──────── EXTRACT

# Cad/cam For The Hobby Machinist



## RJSakowski (Aug 13, 2015)

I had been putting this off until I had a chance to have a personal look-see but a similar topic coming up seemed to make it appropriate.   I am by no means well informed about the following  which is why I was procrastinating so some of what follows may be off base.  Please note that I have no personal interest in the following product other than an ongoing quest for better software.

A week ago last Saturday, I was at the Tormach open house and a couple of reps from Autodesk gave a presentation about their new product, Fusion 360.  Autodesk is trying very hard to become  number one in the CAD/CAM arena.  Fusion 360 is their bid to regain the market.

Some background:  Autodesk fell behind the curve in CAD when SolidWorks aggressively pushed the 3D parametric CAD package.  Since then, it has been catchup for them.  A year ago or so, they issued HSM Works and the free version HSM Express, CAM applications that launched from within SolidWorks.  Building on that, they began developing a stand-alone product integrating the CAD and CAM portions within a single product: Fusion 360.

Fusion 360 is a cloud based application that can run on virtually any platform.  The product is a subscription, either by the month or by the year. Once you subscribe, you can open the app on any computer, smart phone, or tablet that has internet access.  All of your work is stored on the cloud and can be accessed at any time.  Additionally, all your work from the previous month or more can be stored on your computer to work with when you don't have internet access. Additionally, any product upgrades are seamlessly and transparently available each time you use the app.

The really great thing about this for hobbyists is their pricing schedule.  This is a professional product intended for professionals but because of their aggressive marketing, it is available by the month for $40 or $300 for a year subscription.  You can opt out of any month you don't want or need to use the app and resubscribe  when you need it again. 

Now here is the best part.  You can download it free for 1 month.  After the month has expired, you can continue if you are a student or, if you are an enthusiast (i.e. non-professional user), you can extend the free subscription for a year.  After the year has expired the subscription rates above apply.

────────────────
──────── PROVIDED MATERIAL

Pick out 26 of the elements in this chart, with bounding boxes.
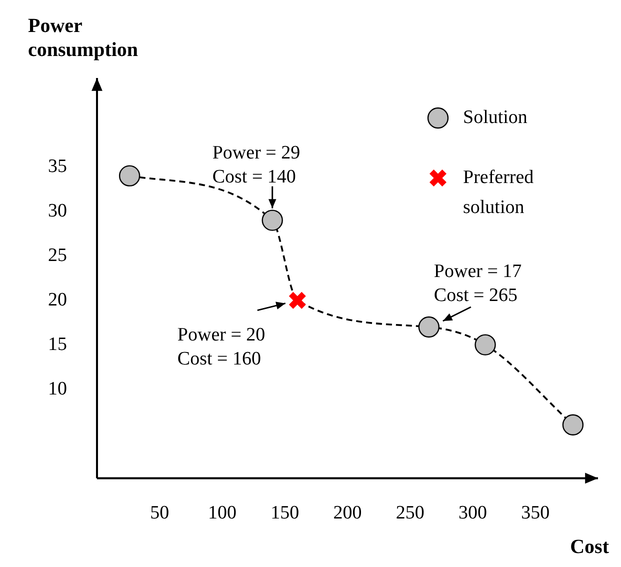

────────────────

__TASK SET__
1. According to the forum post on Fusion 360, what does a one-month subscription cost?
2. Name every kind of device on which the forum post on Fusion 360 says a subscriber can open the app.
3. From the forum post on Fusion 360, write out word for word the passage that opens with the words "Fusion 360 is a" and closes with "use the app.".

__FINAL RESULTS__
1. $40 per month.

2. A computer, a smart phone and a tablet, provided it has internet access.

3.
Fusion 360 is a cloud based application that can run on virtually any platform.  The product is a subscription, either by the month or by the year. Once you subscribe, you can open the app on any computer, smart phone, or tablet that has internet access.  All of your work is stored on the cloud and can be accessed at any time.  Additionally, all your work from the previous month or more can be stored on your computer to work with when you don't have internet access. Additionally, any product upgrades are seamlessly and transparently available each time you use the app.